Mais c’est super, mais c’est génial (la crise)

Publié le 04 décembre 2012 par Cochondingue

C’est comme si la terre avait été ravagée et qu’il ne restait plus qu’un seul client. Un seul client au monde dans ce gigantesque no man’s land qu’est cette période de crise. Et comme c’est mon unique client, je le bichonne. Il n’a rien de spécial, il n’est pas si sympa ou particulièrement spirituel, mais c’est lui qui paye et rien que pour cela, je le trouve parfait.
Mon client me donne souvent des choses absurdes à faire, mais je ne critique jamais. Je lui dis "Mais c’est super, mais c’est génial. J’adore le boulot que je fais !"
Quand il me demande si je ne suis pas un peu lasse de travailler pour lui, je lui réponds : "C’est formidable, c’est merveilleux, c’est une expérience professionnelle unique !"
Des fois il voudrait que je corrige des pétouilles sur une maquette Photoshop. Je lui demande le psd, le fichier de base, mais il ne sait pas ce que c’est. Il m’envoie une copie d’écran de son site internet. "Il suffit de corriger ça, c’est facile".

**Travail demandé**.
Reprenez le billet sur l'unique client en période de crise juste après sa dernière phrase.

(Extraits d'un corpus d'annotation de mise en page)
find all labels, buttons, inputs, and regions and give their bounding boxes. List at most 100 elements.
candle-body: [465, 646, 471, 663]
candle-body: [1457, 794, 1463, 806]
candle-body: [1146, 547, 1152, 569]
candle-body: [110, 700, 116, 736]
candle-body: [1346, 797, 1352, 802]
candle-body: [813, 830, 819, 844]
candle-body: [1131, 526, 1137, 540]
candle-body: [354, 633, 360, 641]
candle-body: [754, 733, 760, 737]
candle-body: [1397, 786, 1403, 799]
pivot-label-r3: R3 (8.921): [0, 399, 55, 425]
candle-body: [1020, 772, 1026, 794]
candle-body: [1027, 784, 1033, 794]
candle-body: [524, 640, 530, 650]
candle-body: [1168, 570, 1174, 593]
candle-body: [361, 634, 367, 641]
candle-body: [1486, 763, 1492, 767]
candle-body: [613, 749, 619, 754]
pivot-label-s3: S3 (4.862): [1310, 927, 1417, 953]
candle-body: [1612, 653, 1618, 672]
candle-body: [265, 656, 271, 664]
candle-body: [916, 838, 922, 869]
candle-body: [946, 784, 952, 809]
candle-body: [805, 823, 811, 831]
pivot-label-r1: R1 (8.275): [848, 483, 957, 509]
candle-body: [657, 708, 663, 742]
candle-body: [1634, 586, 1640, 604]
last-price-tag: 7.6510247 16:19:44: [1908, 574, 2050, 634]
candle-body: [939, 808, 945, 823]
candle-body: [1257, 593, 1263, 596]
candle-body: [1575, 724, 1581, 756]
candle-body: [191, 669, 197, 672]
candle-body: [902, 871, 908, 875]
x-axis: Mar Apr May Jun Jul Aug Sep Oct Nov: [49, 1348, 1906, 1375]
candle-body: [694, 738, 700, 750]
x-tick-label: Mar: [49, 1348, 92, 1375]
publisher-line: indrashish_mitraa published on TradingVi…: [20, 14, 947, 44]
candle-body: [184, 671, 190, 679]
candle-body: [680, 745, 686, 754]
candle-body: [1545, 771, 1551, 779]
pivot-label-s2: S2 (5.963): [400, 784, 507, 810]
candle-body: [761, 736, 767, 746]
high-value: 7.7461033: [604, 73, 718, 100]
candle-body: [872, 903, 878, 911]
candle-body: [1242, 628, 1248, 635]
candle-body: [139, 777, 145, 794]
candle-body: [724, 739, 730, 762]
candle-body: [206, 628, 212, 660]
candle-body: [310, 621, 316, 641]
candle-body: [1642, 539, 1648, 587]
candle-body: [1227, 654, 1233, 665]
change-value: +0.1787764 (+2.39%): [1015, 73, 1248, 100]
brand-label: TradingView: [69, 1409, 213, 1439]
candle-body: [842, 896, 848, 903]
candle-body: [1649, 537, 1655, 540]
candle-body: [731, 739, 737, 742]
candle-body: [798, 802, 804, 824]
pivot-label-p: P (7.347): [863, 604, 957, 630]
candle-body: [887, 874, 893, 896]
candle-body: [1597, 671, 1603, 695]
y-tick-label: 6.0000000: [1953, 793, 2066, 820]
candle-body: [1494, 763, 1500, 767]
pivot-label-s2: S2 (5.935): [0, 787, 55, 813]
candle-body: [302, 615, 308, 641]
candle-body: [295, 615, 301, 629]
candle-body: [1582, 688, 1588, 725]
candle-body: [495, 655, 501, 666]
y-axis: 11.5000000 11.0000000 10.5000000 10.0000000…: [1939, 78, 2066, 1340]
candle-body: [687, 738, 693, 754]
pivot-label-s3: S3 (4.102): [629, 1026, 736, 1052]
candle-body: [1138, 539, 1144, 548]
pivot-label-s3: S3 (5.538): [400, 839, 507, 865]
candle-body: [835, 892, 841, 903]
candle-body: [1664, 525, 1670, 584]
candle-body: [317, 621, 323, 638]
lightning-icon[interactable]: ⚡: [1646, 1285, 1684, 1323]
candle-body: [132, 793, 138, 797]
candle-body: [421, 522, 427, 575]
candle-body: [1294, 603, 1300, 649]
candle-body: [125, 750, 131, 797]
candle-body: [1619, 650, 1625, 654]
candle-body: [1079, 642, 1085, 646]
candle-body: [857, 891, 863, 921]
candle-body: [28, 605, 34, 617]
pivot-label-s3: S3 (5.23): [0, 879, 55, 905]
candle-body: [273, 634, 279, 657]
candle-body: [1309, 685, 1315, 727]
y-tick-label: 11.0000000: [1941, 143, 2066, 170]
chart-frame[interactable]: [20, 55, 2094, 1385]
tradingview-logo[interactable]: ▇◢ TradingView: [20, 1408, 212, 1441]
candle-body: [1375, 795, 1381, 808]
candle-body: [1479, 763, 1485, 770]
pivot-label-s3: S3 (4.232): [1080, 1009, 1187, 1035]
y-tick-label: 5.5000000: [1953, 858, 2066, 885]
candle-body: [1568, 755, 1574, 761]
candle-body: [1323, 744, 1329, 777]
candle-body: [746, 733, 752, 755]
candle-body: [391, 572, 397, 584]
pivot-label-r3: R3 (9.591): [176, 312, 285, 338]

**Réponse à la consigne**.
Alors, vois-tu, cher client, c’est comme si tu avais préparé un gâteau et que, le sortant du four, tu le trouvais trop plat. Tu me dirais alors : "Mince, j’ai oublié la levure, est-ce que tu peux en rajouter ? Il suffit d’ouvrir un sachet, ça ne devrait pas te prendre trop de temps."
Et je te répondrais : mais ton gâteau est déjà cuit et archi-cuit ! C’est pareil pour ta copie d’écran, il n’y a plus aucun calque, comment veux-tu que je rajoute de la levure sur une maquette aplatie !
Mais à la place, je lui dis : "Mais c’est super, mais c’est génial ! Je n’ai plus qu’à refaire toute la maquette, c’est tellement plus amusant quand ça met plus longtemps !"
Puis un jour il a disparu. C’est ainsi, ça arrive parfois. Tous mes autres clients s’étaient déjà évanouis, aspirés par le trou noir des restrictions budgétaires.
Alors maintenant je reste seule. J’ai cherché d’autres missions, j’ai relancé les agences de pub, j’ai écrit, mais mes mails sont restés sans réponse. J’ai pensé à me recycler, mais je dois me rendre à l’évidence : je ne sais rien faire, ni bêcher, ni coudre, ni vendre des combinaisons de survie. Je suis vraiment nulle pour une fin du monde.
La dernière fois, j’ai vu une copine freelance aussi désespérée que moi. Elle m’a proposé un truc vraiment bizarre, mais qui pourrait nous rapporter de l’argent. "Mais c’est super, mais c’est génial !", je lui ai dit. Moi j’aime l’argent.
- Tu vas trouver ça malsain.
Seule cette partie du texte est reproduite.